▸ What you should do
Search the data for the string "more" and gather each line it is in.

▸ Records to use
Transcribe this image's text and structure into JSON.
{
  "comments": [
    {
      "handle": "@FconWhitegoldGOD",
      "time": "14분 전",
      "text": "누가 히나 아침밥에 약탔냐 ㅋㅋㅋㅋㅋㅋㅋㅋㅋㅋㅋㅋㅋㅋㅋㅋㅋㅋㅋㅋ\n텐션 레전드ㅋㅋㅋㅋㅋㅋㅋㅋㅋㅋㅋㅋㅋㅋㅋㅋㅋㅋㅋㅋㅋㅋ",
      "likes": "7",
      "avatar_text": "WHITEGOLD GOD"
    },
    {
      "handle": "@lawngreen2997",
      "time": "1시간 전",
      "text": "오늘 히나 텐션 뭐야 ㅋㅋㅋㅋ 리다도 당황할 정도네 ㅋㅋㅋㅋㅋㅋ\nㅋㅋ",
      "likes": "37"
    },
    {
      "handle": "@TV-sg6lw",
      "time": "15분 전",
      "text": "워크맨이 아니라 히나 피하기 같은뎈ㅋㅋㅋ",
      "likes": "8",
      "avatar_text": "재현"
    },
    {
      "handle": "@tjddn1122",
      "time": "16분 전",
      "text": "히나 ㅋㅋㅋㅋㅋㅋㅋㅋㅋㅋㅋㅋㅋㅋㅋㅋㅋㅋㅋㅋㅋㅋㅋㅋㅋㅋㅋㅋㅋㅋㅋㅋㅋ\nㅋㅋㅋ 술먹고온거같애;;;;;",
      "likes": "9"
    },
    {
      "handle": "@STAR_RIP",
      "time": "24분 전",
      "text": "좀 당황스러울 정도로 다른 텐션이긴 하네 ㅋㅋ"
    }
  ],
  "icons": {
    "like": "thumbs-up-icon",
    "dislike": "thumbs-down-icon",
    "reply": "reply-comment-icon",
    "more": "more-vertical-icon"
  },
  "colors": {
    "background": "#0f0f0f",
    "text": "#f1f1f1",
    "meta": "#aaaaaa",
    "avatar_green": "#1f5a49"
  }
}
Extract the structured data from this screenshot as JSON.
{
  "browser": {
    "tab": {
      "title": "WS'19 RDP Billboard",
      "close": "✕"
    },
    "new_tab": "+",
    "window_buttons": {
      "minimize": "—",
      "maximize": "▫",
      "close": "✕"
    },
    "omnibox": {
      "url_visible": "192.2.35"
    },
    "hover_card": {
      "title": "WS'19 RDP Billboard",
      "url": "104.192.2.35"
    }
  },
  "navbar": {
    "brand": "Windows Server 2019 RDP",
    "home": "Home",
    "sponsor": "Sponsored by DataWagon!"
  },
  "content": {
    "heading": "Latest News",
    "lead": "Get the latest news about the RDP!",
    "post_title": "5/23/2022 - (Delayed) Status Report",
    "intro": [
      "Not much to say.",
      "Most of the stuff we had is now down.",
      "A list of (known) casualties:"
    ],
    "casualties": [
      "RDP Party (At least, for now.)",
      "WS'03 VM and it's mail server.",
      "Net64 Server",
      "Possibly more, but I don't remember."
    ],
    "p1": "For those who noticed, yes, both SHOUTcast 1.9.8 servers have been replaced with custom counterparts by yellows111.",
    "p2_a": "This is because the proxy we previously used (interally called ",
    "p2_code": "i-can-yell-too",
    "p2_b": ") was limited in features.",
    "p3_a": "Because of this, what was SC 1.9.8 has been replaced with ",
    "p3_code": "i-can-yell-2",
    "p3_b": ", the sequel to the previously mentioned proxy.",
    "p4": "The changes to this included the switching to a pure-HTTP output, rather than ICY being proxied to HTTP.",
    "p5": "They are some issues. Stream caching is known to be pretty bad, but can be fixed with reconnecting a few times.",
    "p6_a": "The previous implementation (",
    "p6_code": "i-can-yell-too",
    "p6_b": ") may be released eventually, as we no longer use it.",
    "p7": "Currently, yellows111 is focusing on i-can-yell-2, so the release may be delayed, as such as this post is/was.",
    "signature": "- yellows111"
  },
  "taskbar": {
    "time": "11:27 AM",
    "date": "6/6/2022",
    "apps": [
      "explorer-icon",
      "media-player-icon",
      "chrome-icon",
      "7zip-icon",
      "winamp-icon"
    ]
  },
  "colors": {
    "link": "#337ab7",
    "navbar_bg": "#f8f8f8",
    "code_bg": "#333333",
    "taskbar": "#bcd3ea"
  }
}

▸ Result
    "more": "more-vertical-icon"
      "Possibly more, but I don't remember."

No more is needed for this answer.